Aim
Every line below that holds the string "text" should be copied out.

Records for this task
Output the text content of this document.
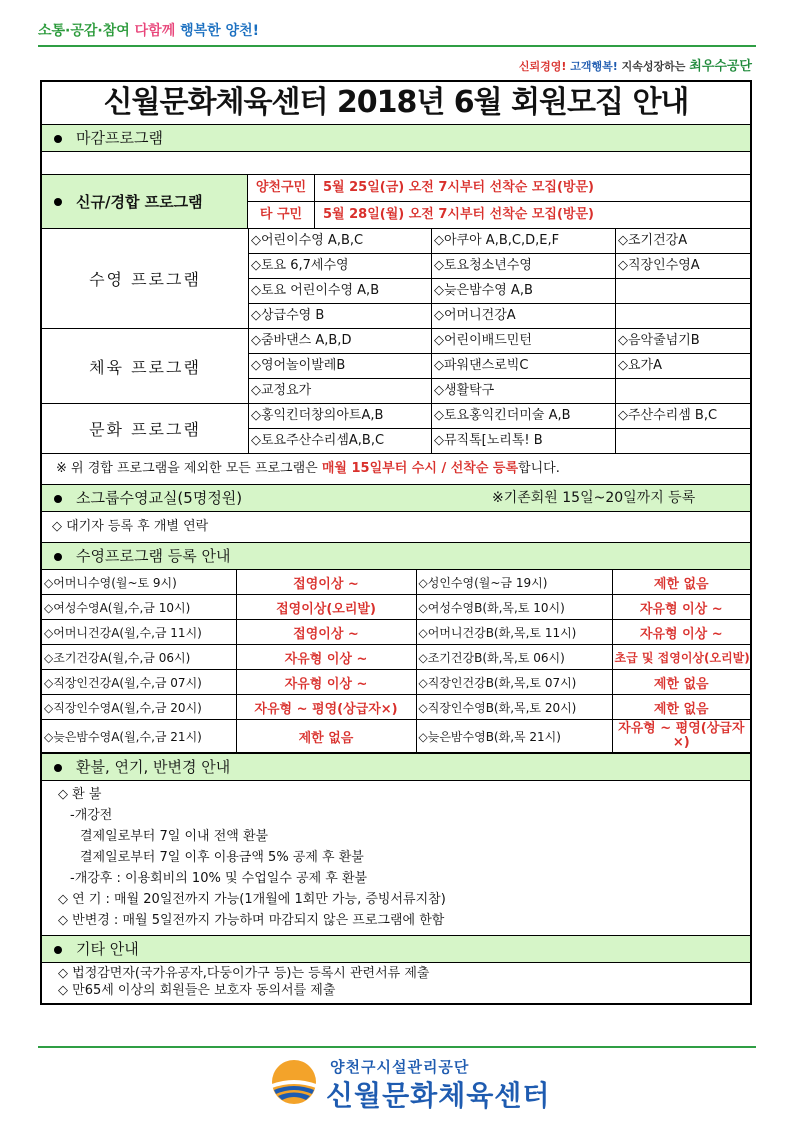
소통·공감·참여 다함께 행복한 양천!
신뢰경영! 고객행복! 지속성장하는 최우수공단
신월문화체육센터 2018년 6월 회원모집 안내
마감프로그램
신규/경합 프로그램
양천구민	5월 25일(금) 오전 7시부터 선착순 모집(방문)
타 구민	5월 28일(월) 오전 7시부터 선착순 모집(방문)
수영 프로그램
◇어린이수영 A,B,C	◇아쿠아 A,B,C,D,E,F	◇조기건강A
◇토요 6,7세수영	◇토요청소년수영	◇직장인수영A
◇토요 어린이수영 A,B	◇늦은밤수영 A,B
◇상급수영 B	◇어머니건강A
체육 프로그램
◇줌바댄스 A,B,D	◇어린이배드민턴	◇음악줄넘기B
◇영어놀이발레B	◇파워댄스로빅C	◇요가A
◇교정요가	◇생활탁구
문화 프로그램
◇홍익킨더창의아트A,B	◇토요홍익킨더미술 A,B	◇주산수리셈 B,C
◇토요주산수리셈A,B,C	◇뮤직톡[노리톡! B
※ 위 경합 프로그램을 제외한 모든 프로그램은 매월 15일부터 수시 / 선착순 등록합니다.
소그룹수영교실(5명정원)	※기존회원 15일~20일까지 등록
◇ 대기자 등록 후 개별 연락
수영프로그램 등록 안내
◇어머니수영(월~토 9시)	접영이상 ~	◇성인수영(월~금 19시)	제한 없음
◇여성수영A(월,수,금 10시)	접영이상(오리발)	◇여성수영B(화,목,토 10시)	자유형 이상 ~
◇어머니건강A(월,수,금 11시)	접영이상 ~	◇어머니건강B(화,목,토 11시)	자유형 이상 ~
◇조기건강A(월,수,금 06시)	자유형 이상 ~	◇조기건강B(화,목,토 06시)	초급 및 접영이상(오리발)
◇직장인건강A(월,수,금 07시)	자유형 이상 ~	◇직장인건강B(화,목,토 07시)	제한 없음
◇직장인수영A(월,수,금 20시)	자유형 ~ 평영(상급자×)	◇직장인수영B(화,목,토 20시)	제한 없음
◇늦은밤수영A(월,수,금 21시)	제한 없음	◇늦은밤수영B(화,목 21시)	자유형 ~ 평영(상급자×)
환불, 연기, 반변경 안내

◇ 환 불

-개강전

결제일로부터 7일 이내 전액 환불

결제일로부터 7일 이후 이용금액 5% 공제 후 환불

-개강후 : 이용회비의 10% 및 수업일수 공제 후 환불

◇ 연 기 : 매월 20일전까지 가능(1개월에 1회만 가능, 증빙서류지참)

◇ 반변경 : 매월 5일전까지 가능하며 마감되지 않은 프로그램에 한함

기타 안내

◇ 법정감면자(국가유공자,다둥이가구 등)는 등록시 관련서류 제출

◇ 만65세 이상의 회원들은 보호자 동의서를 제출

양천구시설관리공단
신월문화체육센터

---

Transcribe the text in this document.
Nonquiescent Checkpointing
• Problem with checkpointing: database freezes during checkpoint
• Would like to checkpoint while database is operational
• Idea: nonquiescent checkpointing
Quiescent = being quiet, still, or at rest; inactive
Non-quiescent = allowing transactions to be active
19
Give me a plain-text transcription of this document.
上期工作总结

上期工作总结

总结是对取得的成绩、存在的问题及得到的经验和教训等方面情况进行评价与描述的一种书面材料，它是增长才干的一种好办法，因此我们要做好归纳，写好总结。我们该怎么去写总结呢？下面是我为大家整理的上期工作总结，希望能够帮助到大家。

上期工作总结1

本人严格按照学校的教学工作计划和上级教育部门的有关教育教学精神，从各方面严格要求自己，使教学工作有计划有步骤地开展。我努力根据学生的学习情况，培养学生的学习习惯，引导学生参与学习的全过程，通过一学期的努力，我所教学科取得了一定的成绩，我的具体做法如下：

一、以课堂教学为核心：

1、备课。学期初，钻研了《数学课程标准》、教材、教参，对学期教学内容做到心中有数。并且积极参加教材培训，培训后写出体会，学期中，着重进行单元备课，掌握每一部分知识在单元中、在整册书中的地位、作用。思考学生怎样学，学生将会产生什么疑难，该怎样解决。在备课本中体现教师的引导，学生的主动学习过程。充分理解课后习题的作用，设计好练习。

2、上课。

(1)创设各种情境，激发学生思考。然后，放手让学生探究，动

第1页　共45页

Answer in full
Output the text content of this document.
Transcribe the text in this document.
Give me a plain-text transcription of this document.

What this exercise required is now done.